■ Challenge
Each line that holds the word "режима" counts once; give the total number of such lines and nothing else.

Dataset items

★ ★ ★

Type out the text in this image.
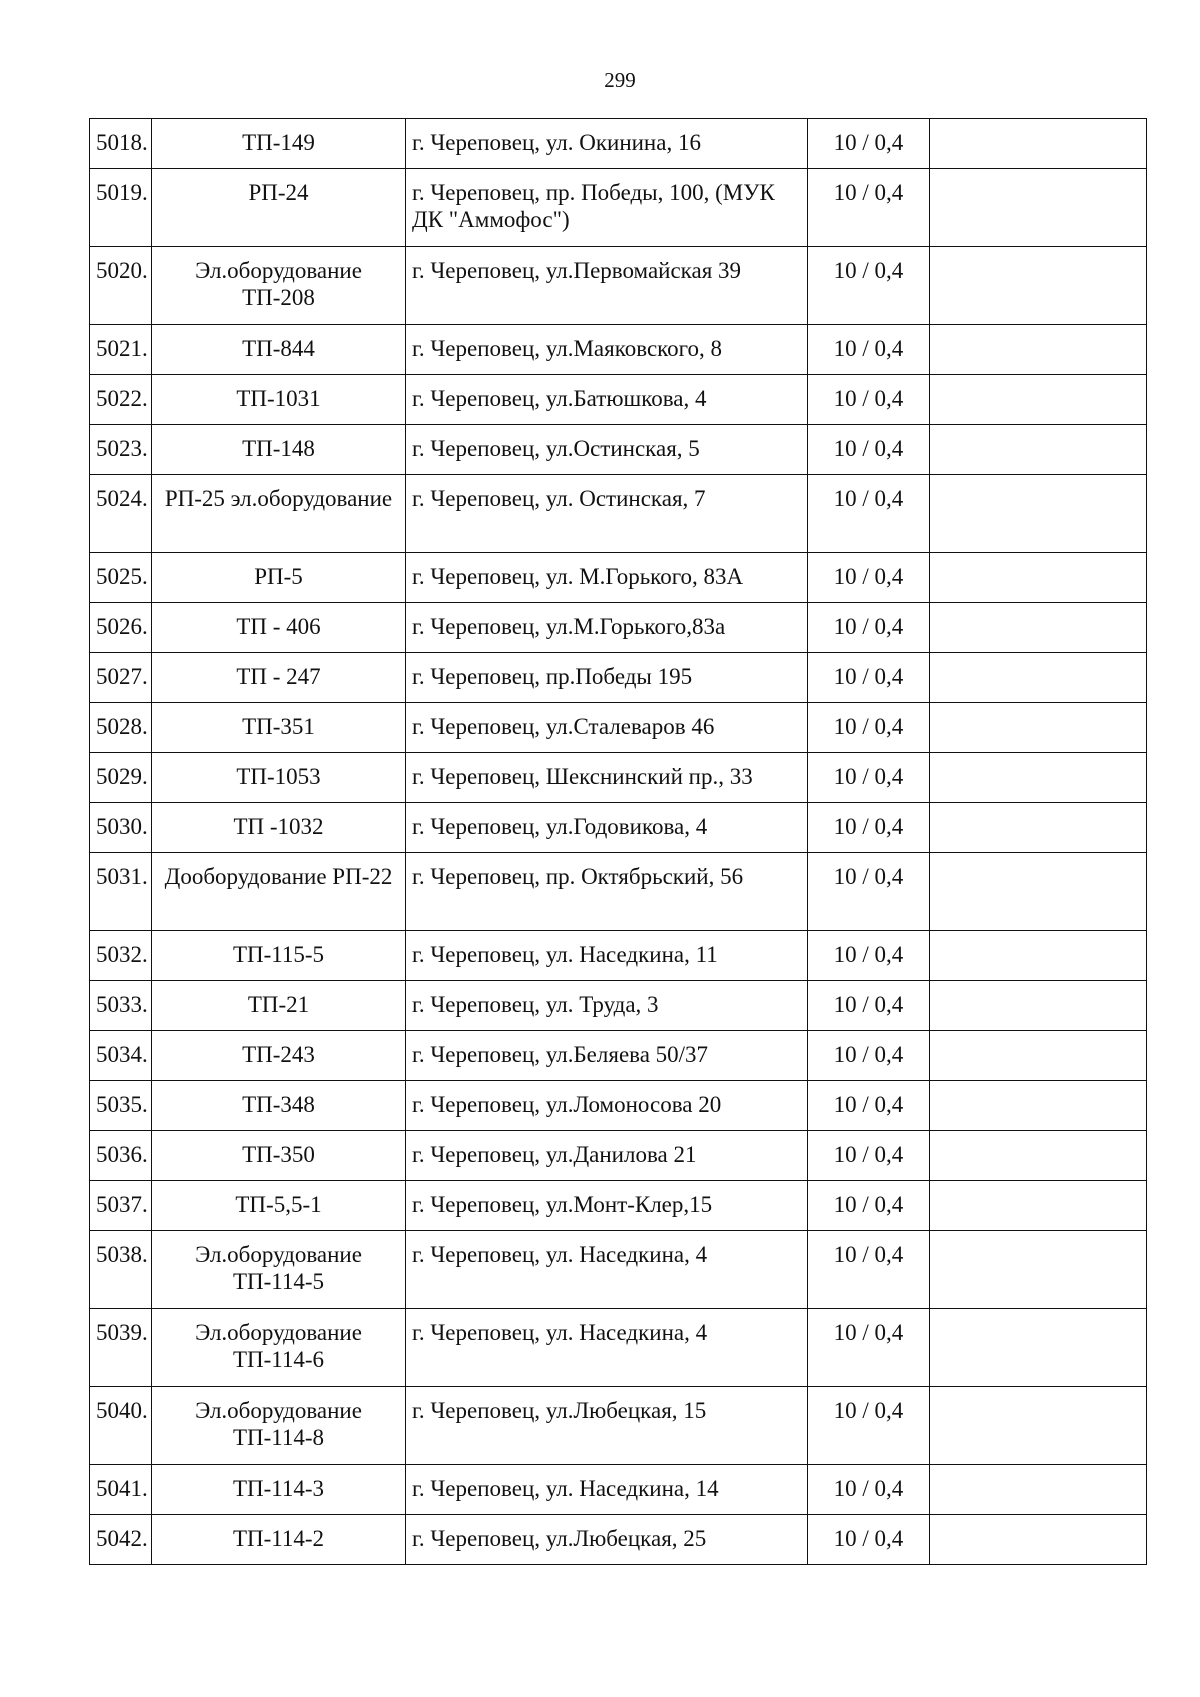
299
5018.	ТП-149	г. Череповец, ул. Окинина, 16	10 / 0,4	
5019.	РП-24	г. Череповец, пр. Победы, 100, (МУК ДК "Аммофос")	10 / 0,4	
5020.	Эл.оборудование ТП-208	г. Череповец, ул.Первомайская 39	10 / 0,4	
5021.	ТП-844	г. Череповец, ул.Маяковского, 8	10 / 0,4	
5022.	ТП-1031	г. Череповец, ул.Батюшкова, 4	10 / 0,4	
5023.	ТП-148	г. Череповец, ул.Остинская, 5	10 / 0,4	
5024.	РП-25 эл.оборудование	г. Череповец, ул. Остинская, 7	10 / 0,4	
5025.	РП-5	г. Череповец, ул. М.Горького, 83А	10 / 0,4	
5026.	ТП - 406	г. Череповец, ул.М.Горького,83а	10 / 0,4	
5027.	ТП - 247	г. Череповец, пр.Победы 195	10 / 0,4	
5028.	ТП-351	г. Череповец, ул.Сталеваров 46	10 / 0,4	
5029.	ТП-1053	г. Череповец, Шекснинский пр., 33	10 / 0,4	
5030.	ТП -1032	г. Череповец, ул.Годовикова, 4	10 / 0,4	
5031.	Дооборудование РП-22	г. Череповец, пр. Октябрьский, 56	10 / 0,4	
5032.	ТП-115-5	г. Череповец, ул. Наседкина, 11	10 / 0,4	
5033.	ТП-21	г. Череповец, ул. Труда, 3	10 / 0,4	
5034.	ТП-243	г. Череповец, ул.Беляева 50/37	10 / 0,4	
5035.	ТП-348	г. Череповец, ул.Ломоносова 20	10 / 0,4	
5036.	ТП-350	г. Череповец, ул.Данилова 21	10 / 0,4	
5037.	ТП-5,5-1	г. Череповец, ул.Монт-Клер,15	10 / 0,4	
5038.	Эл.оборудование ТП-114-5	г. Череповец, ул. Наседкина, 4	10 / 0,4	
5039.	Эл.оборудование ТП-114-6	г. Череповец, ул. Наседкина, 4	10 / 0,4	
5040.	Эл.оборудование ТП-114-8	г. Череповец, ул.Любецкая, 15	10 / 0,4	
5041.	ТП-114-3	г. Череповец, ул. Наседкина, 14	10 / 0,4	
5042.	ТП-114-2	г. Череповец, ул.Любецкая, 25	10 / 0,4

★ ★ ★

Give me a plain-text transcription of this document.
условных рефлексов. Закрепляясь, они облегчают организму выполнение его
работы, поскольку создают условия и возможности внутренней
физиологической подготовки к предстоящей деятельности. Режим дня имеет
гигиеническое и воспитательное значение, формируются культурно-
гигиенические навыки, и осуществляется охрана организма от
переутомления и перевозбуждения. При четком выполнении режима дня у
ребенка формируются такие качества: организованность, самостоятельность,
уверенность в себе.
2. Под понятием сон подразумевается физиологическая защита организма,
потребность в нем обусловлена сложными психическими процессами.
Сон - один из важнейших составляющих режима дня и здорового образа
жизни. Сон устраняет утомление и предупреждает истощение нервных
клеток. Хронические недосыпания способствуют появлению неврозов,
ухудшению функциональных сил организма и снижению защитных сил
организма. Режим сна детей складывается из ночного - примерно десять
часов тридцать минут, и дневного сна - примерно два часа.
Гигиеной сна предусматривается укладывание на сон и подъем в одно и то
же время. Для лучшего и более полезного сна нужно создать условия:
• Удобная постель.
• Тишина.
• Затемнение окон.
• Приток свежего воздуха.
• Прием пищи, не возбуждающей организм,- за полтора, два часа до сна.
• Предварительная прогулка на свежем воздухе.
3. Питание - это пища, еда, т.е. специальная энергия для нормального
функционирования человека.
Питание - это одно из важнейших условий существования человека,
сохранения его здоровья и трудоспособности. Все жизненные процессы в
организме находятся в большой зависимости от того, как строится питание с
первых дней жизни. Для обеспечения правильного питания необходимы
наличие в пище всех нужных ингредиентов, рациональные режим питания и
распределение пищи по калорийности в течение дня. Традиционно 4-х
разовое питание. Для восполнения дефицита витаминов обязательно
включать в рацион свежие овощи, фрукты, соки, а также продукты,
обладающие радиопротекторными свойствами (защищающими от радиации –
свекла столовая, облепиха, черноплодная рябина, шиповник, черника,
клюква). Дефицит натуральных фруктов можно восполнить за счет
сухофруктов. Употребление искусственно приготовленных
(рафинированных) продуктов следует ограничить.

★ ★ ★

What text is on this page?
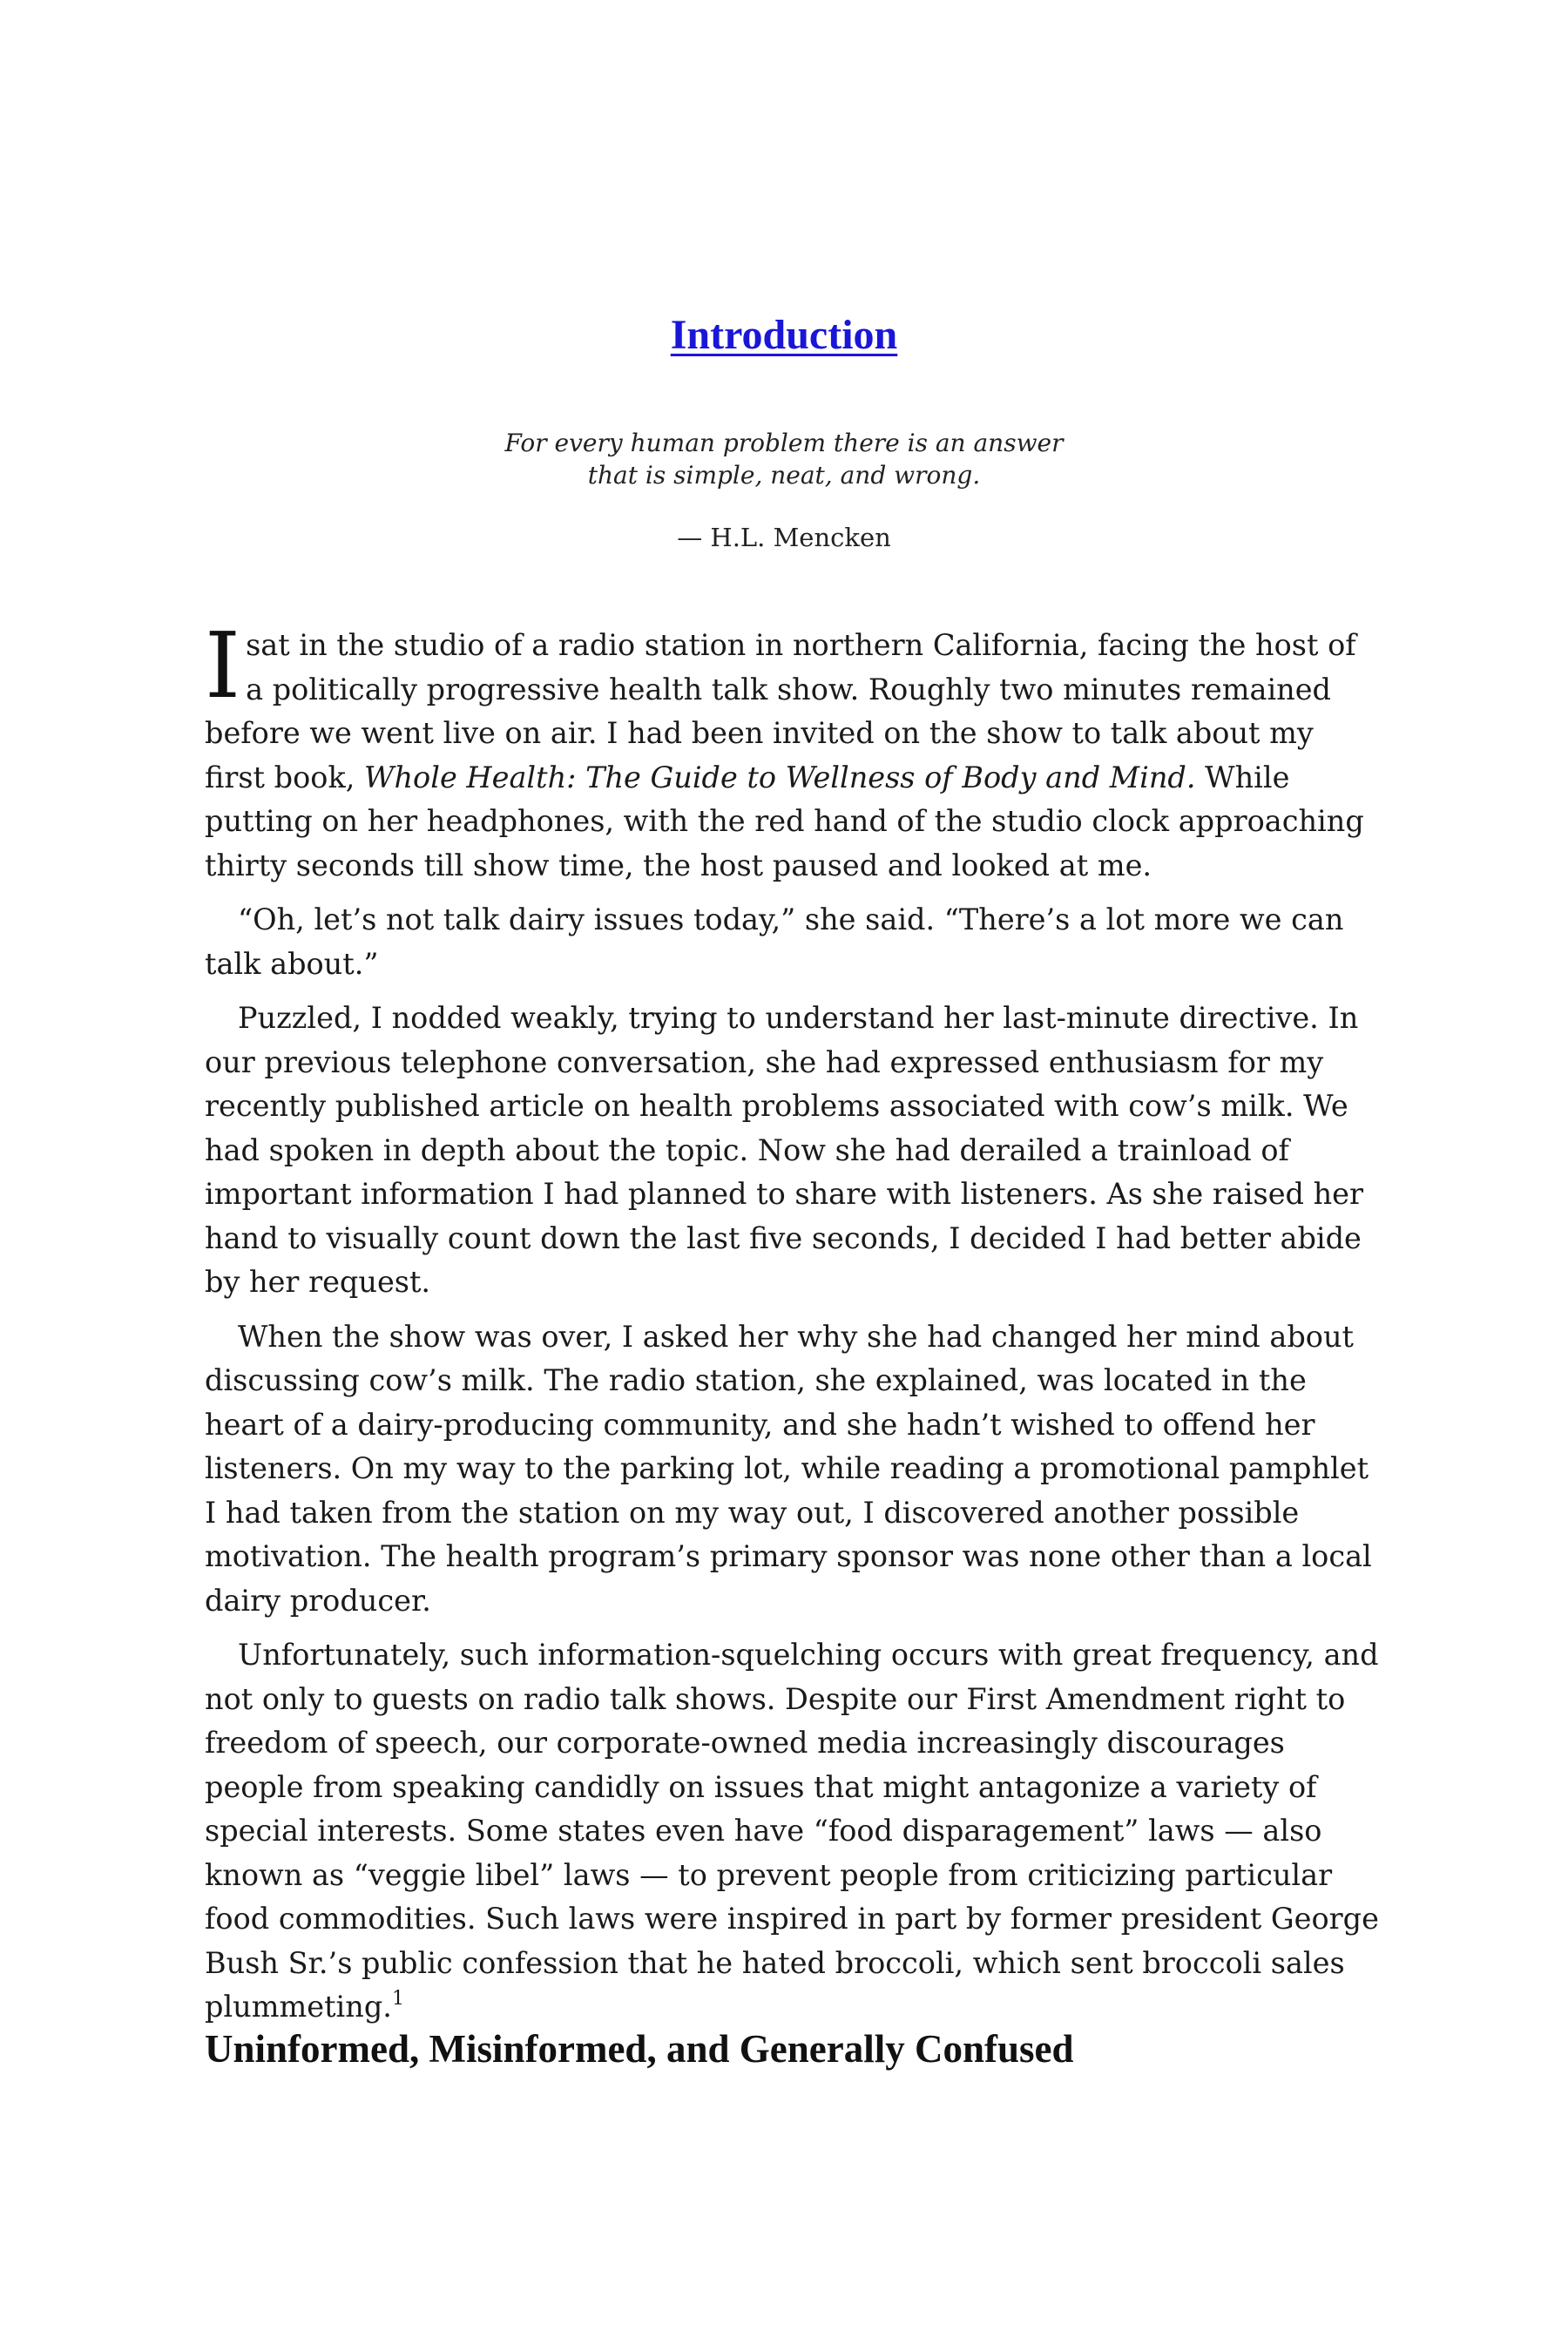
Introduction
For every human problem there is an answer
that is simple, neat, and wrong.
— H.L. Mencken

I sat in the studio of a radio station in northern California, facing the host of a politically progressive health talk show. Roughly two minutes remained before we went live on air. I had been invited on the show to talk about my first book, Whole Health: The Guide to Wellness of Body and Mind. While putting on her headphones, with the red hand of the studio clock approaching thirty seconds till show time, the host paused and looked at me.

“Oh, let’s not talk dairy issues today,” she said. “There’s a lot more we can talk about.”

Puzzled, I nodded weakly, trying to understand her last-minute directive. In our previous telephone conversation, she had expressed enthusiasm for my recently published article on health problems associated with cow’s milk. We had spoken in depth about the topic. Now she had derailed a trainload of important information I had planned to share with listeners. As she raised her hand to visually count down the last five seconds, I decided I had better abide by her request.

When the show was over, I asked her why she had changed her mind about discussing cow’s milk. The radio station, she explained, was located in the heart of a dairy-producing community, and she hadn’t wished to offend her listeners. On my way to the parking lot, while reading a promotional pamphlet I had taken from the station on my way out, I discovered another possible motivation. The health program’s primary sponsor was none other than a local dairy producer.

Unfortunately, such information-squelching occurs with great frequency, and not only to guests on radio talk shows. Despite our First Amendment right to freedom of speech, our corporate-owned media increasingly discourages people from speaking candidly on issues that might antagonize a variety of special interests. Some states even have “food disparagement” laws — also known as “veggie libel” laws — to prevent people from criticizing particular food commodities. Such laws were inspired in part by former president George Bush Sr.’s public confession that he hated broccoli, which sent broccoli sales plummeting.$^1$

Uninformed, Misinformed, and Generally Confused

★ ★ ★

■ Full response
2